▸ **TESTO DA LEGGERE**
···

Sono almeno 18 le persone uccise dall’alba negli attacchi israeliani sulla Striscia di Gaza. 13 palestinesi erano in fila per gli aiuti, quando l’IDF ha aperto il fuoco sulla folla, come riportato da Al Jazeera. A causa dei blocchi israeliani all’ingresso degli aiuti umanitari, nella Striscia si continua a morire di fame: 7 vittime soltanto nelle ultime 24 ore. Il bilancio totale di decessi correlati alla malnutrizione arriva a 339, tra cui 124 bambini. Nel frattempo si intensifica l’assedio alla periferia di Gaza City, dove vivono oltre un milione di palestinesi.
Cina, al via vertice su cooperazione in Asia: attesi Modi e Putin
Al via oggi a Tianjin, in Cina, il 25esimo vertice dell’Organizzazione per la Cooperazione di Shanghai (SCO), nata nel 2001 con l’obiettivo di promuovere sicurezza e cooperazione nella regione eurasiatica. Parteciperanno, tra gli altri, il presidente cinese Xi Jinping, il presidente russo Putin e il premier indiano Narendra Modi, che sarà in Cina 7 anni dopo l’ultima volta. I due Paesi «sono partner di cooperazione, non rivali, e rappresentano reciprocamente opportunità di sviluppo, piuttosto che minacce», ha detto Xi Jinping. Il tentativo di rilancio delle relazioni diplomatiche avviene in un contesto di crescenti tensioni globali e rapporti tesi con gli Stati Uniti.

···

▸ **RIGHE FORNITE**

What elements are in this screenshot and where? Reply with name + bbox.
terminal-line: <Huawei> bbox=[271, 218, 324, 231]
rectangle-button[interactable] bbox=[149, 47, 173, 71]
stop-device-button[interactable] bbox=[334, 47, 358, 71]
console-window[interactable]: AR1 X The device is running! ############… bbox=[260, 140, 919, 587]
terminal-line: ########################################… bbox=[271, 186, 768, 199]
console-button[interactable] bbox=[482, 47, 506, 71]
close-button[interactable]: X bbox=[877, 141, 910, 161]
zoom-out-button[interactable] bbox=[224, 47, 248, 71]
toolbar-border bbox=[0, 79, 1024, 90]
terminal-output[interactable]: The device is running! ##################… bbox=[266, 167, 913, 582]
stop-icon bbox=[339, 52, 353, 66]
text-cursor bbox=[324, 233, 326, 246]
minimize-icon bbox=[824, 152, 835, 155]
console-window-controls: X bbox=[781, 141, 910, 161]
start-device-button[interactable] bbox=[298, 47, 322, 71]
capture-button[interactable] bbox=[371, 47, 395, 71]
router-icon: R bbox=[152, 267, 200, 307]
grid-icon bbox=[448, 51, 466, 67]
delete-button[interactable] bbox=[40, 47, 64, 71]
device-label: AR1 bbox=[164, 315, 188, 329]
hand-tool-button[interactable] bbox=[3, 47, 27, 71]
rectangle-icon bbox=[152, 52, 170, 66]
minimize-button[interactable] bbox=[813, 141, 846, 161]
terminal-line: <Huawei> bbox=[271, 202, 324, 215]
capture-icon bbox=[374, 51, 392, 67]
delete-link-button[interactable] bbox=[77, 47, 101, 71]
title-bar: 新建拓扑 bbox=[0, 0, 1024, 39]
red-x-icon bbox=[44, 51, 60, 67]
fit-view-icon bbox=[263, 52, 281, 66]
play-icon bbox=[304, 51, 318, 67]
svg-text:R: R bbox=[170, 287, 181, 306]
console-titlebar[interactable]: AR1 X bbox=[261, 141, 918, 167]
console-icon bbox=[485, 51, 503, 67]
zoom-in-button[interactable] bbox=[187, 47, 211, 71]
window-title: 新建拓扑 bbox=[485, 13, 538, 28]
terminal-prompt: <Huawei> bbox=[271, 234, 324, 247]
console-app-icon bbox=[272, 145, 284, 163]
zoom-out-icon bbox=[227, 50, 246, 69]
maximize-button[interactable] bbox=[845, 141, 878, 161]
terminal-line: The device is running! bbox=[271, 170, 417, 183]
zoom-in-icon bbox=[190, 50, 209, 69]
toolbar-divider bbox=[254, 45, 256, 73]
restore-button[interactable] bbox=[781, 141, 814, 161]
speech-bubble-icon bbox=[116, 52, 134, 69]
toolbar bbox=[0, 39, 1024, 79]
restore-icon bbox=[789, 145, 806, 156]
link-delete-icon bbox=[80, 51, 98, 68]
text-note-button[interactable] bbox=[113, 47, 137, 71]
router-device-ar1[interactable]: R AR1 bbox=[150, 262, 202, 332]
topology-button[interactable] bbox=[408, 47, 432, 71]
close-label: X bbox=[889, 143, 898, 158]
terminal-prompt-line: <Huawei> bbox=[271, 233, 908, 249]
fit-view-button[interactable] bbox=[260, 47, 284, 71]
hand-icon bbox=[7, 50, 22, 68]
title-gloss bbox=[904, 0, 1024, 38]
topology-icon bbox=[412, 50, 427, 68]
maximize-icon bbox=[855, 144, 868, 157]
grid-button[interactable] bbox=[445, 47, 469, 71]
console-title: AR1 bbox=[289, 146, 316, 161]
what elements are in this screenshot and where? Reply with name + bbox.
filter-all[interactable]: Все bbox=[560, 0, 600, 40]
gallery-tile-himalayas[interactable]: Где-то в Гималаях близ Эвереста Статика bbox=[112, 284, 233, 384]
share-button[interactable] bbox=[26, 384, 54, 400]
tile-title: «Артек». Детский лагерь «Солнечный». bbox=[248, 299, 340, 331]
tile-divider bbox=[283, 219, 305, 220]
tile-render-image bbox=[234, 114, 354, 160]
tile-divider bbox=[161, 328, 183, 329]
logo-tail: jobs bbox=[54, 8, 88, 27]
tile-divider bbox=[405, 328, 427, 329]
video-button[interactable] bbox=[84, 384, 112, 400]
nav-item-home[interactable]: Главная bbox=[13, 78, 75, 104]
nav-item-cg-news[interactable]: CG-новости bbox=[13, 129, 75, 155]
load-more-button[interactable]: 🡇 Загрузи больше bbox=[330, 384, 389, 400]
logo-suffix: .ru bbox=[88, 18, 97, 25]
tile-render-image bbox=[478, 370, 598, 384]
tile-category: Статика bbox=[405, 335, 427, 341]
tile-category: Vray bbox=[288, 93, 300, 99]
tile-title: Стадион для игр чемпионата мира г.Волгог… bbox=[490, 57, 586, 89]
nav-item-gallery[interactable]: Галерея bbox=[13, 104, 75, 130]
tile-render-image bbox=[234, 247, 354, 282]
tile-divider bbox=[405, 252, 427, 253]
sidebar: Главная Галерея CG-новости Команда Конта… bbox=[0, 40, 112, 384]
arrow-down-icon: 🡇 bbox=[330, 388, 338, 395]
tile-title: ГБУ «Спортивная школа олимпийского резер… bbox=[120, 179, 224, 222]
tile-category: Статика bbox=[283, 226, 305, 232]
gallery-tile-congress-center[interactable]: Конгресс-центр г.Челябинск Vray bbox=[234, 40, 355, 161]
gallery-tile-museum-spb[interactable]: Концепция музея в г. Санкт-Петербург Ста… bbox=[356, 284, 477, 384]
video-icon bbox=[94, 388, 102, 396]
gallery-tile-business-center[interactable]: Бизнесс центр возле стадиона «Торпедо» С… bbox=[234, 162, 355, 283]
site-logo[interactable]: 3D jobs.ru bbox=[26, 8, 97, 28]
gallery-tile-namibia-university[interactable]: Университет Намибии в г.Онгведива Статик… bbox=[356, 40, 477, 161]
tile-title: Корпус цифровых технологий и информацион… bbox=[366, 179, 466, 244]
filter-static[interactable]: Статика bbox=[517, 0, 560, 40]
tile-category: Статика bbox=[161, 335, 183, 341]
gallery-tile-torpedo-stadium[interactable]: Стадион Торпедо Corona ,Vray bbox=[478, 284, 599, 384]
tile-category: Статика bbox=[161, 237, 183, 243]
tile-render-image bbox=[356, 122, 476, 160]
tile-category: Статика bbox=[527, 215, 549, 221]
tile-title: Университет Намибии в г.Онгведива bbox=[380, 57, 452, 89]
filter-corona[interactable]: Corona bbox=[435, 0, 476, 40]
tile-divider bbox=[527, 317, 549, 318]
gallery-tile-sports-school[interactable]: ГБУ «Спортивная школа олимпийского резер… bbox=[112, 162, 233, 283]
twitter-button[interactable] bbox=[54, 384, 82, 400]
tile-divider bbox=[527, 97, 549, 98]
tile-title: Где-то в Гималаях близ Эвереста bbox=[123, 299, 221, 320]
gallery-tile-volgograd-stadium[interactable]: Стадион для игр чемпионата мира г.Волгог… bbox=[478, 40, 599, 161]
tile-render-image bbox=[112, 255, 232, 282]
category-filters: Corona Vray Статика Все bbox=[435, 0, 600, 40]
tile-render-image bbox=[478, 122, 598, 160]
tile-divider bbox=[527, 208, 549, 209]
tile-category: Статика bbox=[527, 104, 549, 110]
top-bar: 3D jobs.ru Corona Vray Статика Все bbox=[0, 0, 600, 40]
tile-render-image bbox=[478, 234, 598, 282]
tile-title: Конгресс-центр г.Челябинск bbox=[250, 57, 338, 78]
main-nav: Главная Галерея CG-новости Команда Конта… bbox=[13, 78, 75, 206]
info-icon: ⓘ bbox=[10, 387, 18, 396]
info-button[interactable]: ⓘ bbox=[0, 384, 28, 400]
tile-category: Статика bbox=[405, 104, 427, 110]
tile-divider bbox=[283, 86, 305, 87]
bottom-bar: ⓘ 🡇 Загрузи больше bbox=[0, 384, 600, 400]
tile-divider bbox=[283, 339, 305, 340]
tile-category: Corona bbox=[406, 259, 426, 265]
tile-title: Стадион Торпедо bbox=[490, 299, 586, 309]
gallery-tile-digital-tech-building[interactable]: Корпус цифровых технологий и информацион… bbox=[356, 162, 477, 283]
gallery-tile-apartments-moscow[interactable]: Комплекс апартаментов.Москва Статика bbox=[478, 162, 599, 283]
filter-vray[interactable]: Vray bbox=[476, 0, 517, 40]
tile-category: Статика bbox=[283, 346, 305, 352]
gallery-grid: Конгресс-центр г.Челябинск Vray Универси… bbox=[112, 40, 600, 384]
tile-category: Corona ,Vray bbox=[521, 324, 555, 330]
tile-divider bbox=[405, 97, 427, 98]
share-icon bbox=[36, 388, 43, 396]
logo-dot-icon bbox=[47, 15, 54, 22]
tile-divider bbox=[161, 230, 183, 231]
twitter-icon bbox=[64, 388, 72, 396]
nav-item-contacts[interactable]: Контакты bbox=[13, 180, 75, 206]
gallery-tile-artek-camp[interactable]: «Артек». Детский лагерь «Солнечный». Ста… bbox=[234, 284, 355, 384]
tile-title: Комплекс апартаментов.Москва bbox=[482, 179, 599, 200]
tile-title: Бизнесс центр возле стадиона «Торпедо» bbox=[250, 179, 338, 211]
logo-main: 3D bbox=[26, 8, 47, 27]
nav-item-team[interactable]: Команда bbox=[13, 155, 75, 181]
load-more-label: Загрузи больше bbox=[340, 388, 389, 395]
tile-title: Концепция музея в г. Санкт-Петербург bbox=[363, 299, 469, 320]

···

▸ **CONSEGNA**
Prosegui il notiziario di politica internazionale dopo la sua ultima frase.

▸ **SOLUZIONE**
Gli USA schierano navi da guerra ed esercito al largo del Venezuela
Negli ultimi giorni, le acque caraibiche sono diventate teatro di una nuova prova di forza tra Stati Uniti e Venezuela che richiama dinamiche da guerra fredda e strategie di pressione che sembravano appartenere al passato. Washington ha schierato un imponente dispositivo militare composto da cacciatorpediniere, navi anfibie, due sottomarini nucleari, elicotteri, aerei da ricognizione e oltre ottomila uomini. L’operazione è stata presentata come parte della lotta al narcotraffico, con l’obiettivo di bloccare le rotte della cocaina e del fentanyl verso il Nordamerica. Resta da capire se la manovra americana sia solo un atto dimostrativo o il preludio a una nuova e più ampia escalation contro il Paese. Questa scelta ha alimentato il timore di un nuovo possibile golpe (dopo il tentativo fallito nel 2020, appoggiato dalla prima amministrazione Trump). Così, Caracas ha risposto convocando un vertice straordinario dell’ALBA, l’alleanza regionale di sinistra, con i leader di Paesi come Cuba, Nicaragua e Bolivia, e schierando esercitazioni militari spettacolari, con la mobilitazione di migliaia di uomini.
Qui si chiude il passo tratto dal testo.